__BRIEF__. Return the records word for word. Any pictures in them are not part of the copy.

Extracted data entries:

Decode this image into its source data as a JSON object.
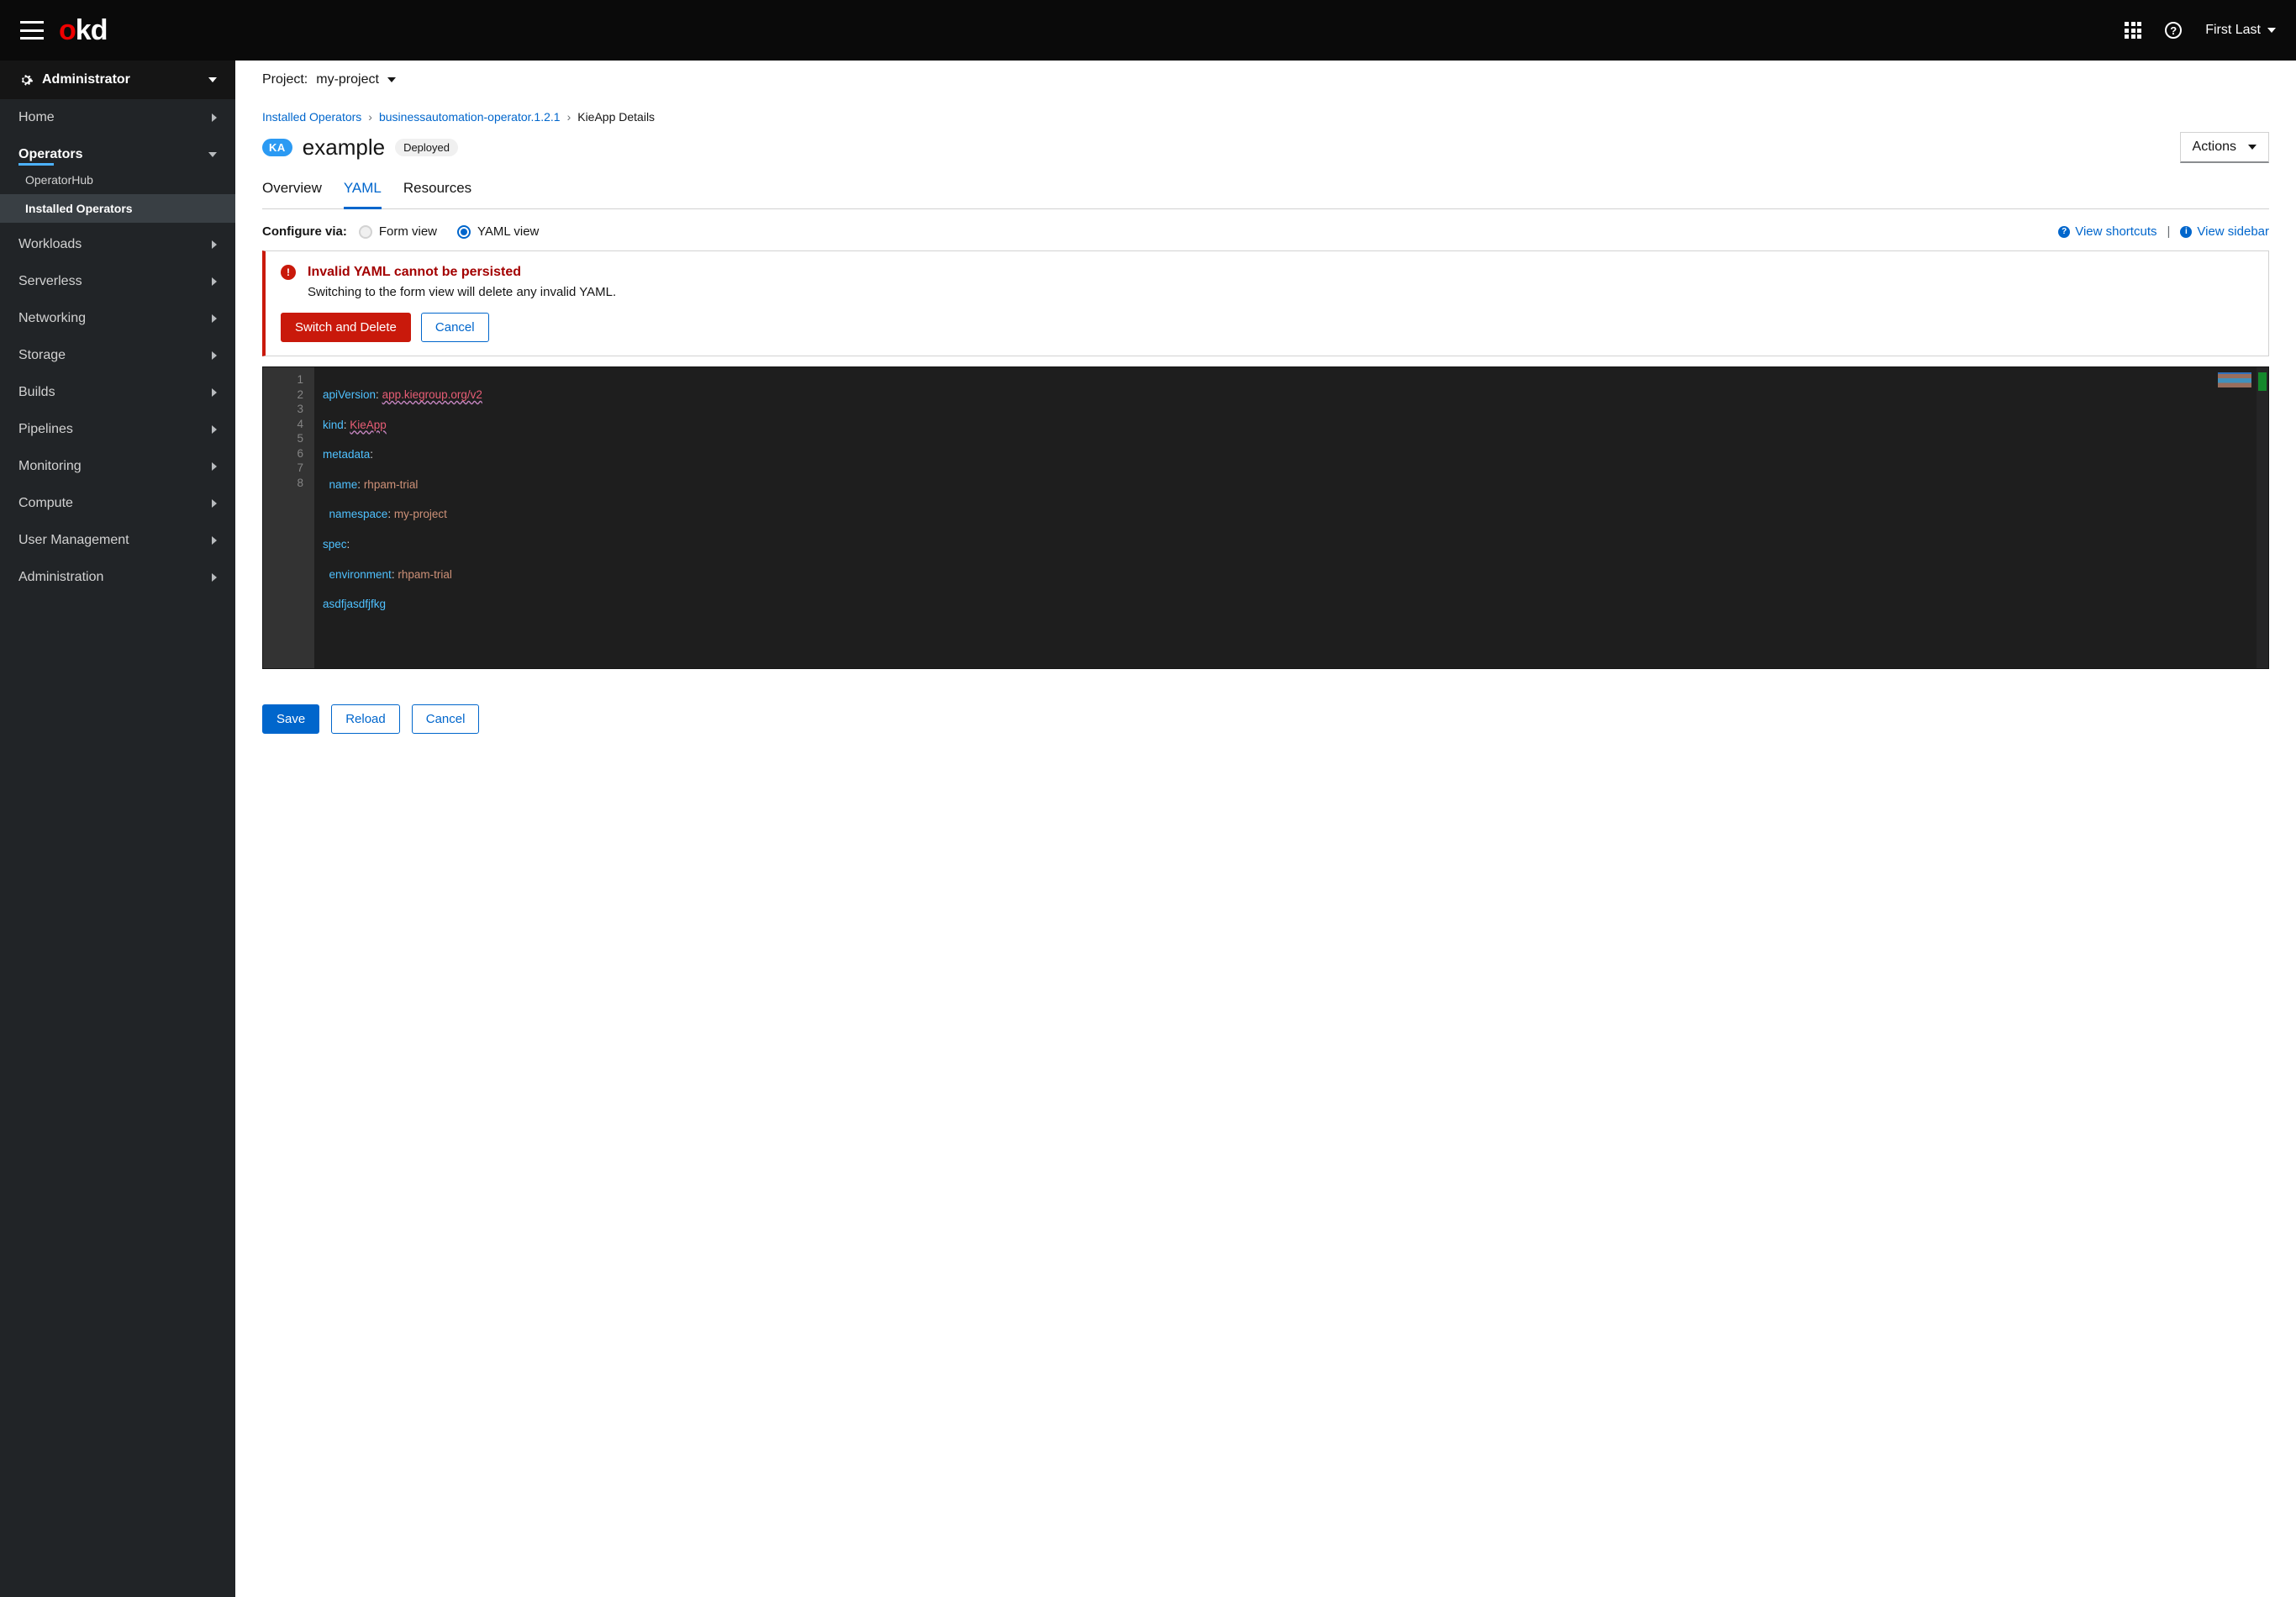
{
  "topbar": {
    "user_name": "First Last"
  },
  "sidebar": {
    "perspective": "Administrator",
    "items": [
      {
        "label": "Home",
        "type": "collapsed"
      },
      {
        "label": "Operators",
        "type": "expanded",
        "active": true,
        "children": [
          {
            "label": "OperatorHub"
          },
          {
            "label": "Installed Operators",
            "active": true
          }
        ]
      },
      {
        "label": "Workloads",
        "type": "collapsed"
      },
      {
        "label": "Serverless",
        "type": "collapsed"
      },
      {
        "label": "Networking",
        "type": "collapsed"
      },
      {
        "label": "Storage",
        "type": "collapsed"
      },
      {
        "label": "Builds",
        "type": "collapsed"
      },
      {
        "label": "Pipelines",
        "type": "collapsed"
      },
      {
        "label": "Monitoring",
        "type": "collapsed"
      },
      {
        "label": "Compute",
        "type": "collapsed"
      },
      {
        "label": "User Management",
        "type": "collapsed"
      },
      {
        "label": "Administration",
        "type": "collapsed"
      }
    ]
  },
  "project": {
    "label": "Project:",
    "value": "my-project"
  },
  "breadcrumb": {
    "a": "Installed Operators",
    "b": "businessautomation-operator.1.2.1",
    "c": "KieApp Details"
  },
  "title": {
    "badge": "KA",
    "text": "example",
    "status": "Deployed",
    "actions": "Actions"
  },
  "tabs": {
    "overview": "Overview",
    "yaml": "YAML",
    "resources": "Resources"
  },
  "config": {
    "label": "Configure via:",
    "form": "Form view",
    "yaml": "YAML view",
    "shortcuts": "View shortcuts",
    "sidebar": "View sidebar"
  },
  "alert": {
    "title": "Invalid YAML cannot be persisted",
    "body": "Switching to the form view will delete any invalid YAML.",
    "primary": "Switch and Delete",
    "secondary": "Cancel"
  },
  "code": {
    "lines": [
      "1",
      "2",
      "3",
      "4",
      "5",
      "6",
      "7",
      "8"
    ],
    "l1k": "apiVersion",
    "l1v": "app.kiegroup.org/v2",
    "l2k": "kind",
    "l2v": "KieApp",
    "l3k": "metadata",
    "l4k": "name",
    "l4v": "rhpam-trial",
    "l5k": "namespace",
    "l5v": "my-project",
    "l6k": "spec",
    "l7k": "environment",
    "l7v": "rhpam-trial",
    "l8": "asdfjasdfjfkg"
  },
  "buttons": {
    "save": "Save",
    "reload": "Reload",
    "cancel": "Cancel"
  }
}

__OUTPUT__.
Decode this image into its source data as a JSON object.
{
  "topbar": {
    "user_name": "First Last"
  },
  "sidebar": {
    "perspective": "Administrator",
    "items": [
      {
        "label": "Home",
        "type": "collapsed"
      },
      {
        "label": "Operators",
        "type": "expanded",
        "active": true,
        "children": [
          {
            "label": "OperatorHub"
          },
          {
            "label": "Installed Operators",
            "active": true
          }
        ]
      },
      {
        "label": "Workloads",
        "type": "collapsed"
      },
      {
        "label": "Serverless",
        "type": "collapsed"
      },
      {
        "label": "Networking",
        "type": "collapsed"
      },
      {
        "label": "Storage",
        "type": "collapsed"
      },
      {
        "label": "Builds",
        "type": "collapsed"
      },
      {
        "label": "Pipelines",
        "type": "collapsed"
      },
      {
        "label": "Monitoring",
        "type": "collapsed"
      },
      {
        "label": "Compute",
        "type": "collapsed"
      },
      {
        "label": "User Management",
        "type": "collapsed"
      },
      {
        "label": "Administration",
        "type": "collapsed"
      }
    ]
  },
  "project": {
    "label": "Project:",
    "value": "my-project"
  },
  "breadcrumb": {
    "a": "Installed Operators",
    "b": "businessautomation-operator.1.2.1",
    "c": "KieApp Details"
  },
  "title": {
    "badge": "KA",
    "text": "example",
    "status": "Deployed",
    "actions": "Actions"
  },
  "tabs": {
    "overview": "Overview",
    "yaml": "YAML",
    "resources": "Resources"
  },
  "config": {
    "label": "Configure via:",
    "form": "Form view",
    "yaml": "YAML view",
    "shortcuts": "View shortcuts",
    "sidebar": "View sidebar"
  },
  "alert": {
    "title": "Invalid YAML cannot be persisted",
    "body": "Switching to the form view will delete any invalid YAML.",
    "primary": "Switch and Delete",
    "secondary": "Cancel"
  },
  "code": {
    "lines": [
      "1",
      "2",
      "3",
      "4",
      "5",
      "6",
      "7",
      "8"
    ],
    "l1k": "apiVersion",
    "l1v": "app.kiegroup.org/v2",
    "l2k": "kind",
    "l2v": "KieApp",
    "l3k": "metadata",
    "l4k": "name",
    "l4v": "rhpam-trial",
    "l5k": "namespace",
    "l5v": "my-project",
    "l6k": "spec",
    "l7k": "environment",
    "l7v": "rhpam-trial",
    "l8": "asdfjasdfjfkg"
  },
  "buttons": {
    "save": "Save",
    "reload": "Reload",
    "cancel": "Cancel"
  }
}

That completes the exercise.